THE EXERCISE =
Leave out pictures; repeat exactly the lines from the "Serialize everything readable" line through the last of the data below.

DATASET ROWS =
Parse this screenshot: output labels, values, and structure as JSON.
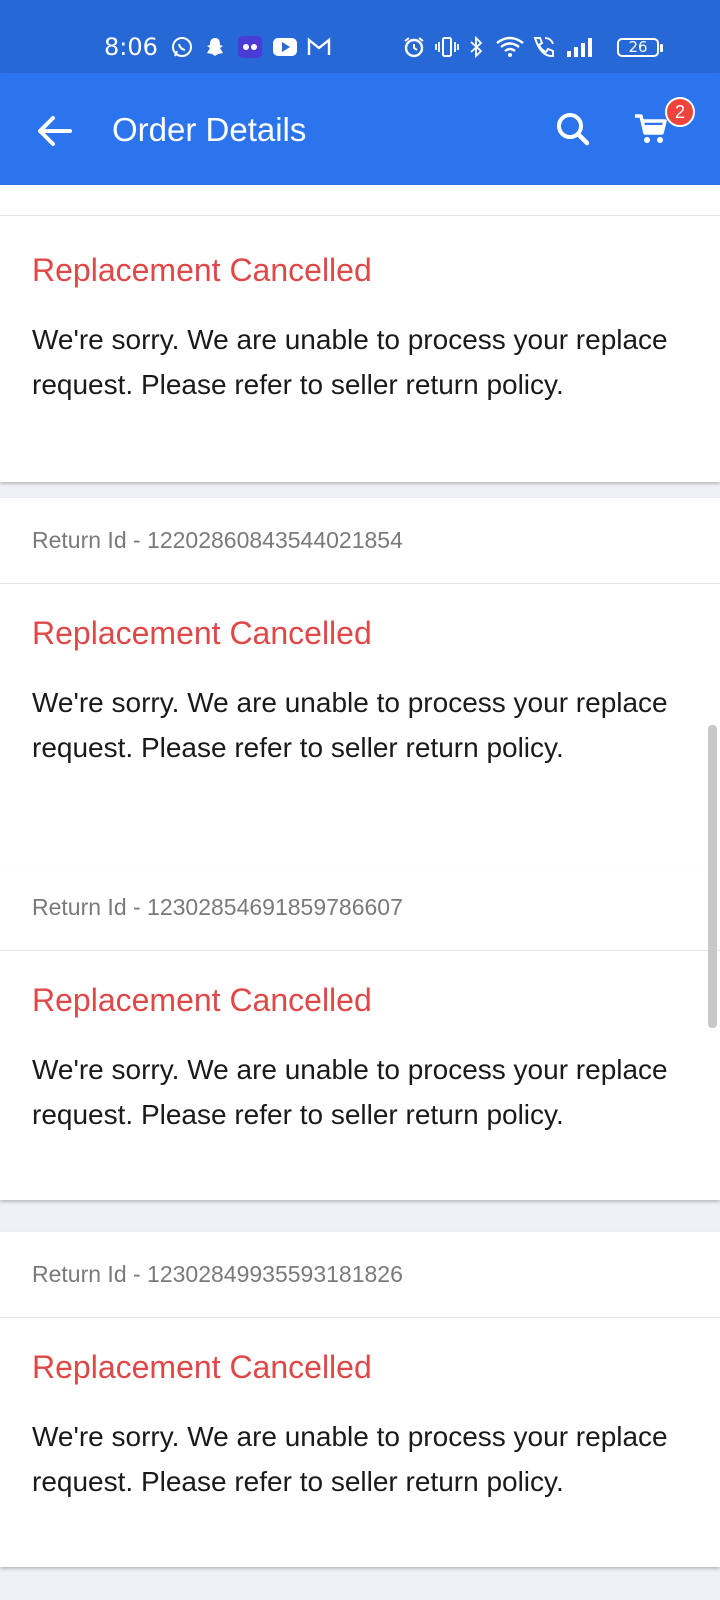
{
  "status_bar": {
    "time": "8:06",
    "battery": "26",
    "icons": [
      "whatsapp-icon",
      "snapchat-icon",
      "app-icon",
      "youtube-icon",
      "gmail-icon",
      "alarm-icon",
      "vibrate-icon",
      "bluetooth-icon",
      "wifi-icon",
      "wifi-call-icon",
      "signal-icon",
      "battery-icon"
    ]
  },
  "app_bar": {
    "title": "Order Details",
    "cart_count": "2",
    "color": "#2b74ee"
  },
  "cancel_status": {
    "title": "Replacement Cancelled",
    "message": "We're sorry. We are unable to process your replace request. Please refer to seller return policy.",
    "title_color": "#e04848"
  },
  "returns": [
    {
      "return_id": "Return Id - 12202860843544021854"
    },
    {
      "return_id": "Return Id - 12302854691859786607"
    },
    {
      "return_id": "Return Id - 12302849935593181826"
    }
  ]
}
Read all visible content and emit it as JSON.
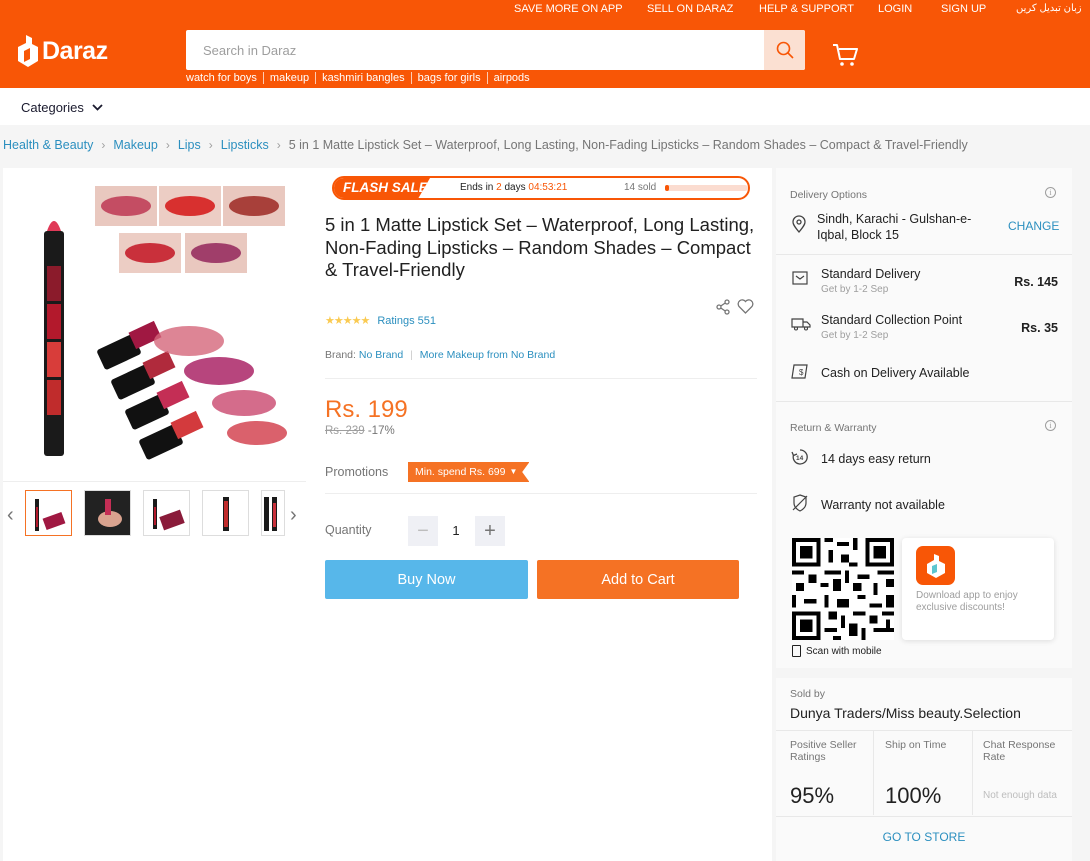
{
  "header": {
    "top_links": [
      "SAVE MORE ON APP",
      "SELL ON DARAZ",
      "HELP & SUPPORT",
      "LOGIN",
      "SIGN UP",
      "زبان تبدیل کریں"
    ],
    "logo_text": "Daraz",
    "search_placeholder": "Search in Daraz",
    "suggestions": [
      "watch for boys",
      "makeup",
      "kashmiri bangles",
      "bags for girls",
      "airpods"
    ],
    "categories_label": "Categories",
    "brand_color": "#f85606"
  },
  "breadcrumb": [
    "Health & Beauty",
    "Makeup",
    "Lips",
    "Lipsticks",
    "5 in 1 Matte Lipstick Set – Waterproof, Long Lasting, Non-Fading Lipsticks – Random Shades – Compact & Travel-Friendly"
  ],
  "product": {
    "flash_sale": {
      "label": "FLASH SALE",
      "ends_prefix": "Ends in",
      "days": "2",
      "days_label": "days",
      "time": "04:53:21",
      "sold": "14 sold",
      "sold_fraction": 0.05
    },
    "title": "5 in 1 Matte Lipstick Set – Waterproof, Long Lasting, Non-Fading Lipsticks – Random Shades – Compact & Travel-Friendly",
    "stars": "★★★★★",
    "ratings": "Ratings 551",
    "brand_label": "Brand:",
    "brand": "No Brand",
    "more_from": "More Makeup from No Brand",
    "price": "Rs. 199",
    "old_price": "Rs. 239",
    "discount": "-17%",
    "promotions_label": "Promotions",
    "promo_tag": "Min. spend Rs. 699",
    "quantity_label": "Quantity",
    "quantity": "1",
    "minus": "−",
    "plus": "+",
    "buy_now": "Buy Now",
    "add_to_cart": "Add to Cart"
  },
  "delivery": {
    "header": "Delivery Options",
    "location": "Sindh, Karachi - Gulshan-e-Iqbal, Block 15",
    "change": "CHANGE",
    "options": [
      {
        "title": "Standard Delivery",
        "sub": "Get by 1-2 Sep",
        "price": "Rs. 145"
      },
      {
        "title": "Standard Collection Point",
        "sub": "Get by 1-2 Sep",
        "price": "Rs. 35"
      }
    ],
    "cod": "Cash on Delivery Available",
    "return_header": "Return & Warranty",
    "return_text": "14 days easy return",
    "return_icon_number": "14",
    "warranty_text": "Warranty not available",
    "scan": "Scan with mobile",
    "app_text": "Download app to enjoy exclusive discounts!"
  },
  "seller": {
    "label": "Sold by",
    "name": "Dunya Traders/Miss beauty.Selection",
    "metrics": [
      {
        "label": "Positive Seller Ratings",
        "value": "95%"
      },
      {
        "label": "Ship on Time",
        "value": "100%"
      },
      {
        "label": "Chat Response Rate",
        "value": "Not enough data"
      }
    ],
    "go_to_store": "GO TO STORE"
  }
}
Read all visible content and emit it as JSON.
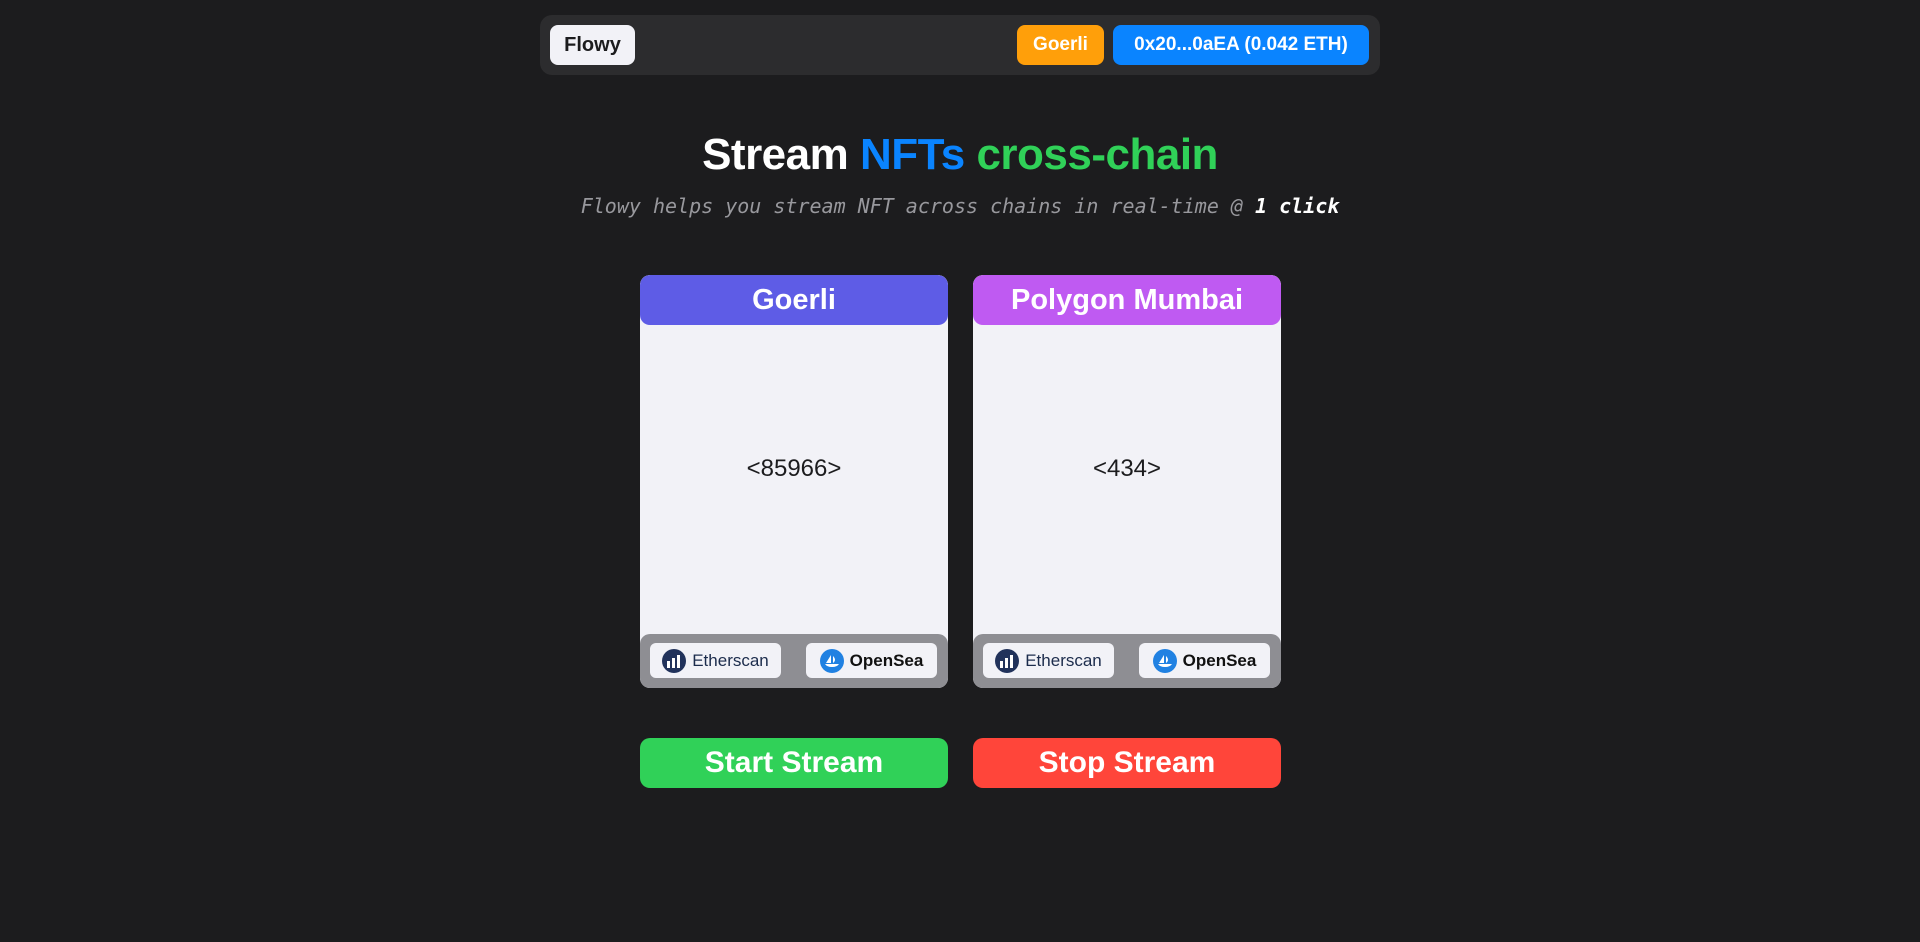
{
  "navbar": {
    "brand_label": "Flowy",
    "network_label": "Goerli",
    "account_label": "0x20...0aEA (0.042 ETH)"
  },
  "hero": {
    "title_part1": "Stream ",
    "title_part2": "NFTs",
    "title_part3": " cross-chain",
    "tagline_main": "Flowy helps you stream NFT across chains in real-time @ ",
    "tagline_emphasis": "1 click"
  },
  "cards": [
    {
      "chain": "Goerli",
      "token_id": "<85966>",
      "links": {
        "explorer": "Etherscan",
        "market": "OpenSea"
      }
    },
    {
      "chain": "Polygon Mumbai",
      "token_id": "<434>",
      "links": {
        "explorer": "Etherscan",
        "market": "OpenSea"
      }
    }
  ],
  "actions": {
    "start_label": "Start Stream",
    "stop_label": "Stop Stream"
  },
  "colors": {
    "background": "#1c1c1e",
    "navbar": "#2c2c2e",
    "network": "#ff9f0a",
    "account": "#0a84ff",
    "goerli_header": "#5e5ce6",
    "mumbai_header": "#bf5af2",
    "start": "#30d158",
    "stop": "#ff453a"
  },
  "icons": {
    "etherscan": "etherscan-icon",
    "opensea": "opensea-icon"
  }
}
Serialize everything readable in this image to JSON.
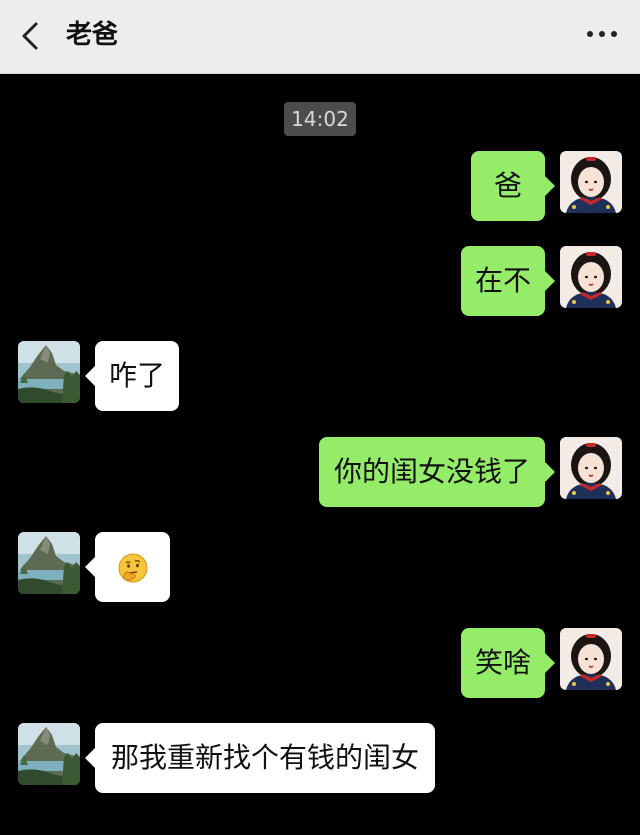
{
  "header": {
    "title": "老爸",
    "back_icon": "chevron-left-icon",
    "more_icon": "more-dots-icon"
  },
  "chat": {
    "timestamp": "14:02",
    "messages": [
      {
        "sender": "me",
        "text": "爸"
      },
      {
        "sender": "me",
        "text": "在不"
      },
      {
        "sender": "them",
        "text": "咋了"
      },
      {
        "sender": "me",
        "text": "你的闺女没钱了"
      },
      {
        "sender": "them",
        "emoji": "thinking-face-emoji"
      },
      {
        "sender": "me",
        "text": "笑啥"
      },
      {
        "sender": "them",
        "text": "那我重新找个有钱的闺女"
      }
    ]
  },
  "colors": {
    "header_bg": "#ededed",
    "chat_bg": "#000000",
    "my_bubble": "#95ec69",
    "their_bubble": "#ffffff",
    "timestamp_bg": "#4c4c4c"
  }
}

ANSWER BELOW =
Serialize everything readable in this image to JSON.
{
  "header": {
    "title": "老爸",
    "back_icon": "chevron-left-icon",
    "more_icon": "more-dots-icon"
  },
  "chat": {
    "timestamp": "14:02",
    "messages": [
      {
        "sender": "me",
        "text": "爸"
      },
      {
        "sender": "me",
        "text": "在不"
      },
      {
        "sender": "them",
        "text": "咋了"
      },
      {
        "sender": "me",
        "text": "你的闺女没钱了"
      },
      {
        "sender": "them",
        "emoji": "thinking-face-emoji"
      },
      {
        "sender": "me",
        "text": "笑啥"
      },
      {
        "sender": "them",
        "text": "那我重新找个有钱的闺女"
      }
    ]
  },
  "colors": {
    "header_bg": "#ededed",
    "chat_bg": "#000000",
    "my_bubble": "#95ec69",
    "their_bubble": "#ffffff",
    "timestamp_bg": "#4c4c4c"
  }
}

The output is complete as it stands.